Records about charts and figures:
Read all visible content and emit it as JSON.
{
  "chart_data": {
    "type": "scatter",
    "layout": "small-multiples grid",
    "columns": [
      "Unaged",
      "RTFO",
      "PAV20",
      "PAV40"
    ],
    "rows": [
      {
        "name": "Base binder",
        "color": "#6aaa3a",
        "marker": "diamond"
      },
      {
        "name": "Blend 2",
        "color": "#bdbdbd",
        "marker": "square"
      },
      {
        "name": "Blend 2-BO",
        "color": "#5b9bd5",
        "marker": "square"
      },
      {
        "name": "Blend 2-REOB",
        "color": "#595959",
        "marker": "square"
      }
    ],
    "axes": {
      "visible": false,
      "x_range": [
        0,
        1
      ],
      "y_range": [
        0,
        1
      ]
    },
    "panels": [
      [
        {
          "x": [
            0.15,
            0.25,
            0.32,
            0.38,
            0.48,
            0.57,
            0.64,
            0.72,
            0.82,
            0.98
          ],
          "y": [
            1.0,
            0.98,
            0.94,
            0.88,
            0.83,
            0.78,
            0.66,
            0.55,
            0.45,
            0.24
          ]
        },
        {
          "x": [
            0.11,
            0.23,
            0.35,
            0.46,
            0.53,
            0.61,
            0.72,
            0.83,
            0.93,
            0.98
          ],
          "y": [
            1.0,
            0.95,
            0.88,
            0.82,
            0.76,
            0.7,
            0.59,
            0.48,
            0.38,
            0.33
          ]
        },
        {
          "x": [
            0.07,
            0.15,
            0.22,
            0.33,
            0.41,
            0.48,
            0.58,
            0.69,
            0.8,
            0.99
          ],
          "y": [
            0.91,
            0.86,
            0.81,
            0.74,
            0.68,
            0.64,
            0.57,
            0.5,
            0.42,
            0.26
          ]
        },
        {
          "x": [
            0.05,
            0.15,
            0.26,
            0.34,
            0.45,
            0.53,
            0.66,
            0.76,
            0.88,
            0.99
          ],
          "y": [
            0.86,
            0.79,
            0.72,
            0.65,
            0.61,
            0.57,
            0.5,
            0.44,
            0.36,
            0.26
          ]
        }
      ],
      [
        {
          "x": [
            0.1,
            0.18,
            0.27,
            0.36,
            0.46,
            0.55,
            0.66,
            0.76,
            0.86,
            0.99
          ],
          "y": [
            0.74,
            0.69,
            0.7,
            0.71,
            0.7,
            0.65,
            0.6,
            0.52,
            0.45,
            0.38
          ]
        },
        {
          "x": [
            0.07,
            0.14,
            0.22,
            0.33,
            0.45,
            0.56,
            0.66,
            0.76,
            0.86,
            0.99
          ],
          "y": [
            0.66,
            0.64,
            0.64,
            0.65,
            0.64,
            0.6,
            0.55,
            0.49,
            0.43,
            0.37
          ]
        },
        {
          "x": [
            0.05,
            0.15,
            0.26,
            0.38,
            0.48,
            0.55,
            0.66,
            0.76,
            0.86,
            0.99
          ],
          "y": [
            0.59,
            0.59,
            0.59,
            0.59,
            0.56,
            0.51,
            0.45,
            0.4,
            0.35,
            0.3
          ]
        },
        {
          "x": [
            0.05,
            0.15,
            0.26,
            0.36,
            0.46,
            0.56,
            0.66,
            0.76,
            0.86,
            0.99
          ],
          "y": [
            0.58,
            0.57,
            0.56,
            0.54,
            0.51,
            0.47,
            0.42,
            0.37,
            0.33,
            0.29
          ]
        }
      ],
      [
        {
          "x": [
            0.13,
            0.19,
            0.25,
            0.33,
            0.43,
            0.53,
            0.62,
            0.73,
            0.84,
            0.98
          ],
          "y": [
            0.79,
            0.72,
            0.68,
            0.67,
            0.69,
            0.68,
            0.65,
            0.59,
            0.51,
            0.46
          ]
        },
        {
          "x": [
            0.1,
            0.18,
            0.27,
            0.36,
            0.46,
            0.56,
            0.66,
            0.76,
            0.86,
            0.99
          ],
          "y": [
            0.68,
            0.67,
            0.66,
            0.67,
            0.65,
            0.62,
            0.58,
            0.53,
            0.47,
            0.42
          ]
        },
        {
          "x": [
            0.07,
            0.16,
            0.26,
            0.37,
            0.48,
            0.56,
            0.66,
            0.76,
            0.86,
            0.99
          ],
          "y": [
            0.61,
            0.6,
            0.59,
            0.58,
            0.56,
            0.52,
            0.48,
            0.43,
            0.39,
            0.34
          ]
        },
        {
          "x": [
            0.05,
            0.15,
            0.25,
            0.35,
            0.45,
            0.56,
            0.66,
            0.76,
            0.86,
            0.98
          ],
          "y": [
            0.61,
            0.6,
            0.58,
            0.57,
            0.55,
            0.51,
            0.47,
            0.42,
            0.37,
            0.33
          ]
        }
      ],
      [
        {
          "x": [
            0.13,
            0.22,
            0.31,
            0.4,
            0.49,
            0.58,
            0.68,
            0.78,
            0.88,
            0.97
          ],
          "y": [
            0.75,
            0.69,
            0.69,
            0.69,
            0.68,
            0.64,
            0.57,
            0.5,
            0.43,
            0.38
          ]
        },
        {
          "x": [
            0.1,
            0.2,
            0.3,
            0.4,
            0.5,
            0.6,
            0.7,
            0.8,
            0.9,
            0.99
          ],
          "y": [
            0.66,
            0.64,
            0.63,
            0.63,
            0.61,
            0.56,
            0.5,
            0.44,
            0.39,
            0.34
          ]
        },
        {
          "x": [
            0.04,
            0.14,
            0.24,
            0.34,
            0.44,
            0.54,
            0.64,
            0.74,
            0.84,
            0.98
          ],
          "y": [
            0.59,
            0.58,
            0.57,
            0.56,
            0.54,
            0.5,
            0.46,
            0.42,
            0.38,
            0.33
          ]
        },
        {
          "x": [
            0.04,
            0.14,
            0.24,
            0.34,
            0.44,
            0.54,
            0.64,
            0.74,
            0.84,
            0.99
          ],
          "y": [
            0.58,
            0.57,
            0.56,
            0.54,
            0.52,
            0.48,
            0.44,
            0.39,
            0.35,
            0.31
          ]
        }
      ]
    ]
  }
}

Exercise instructions> Work through the records above line by line and count those that hold the string "color". Give only the result.

The result> 4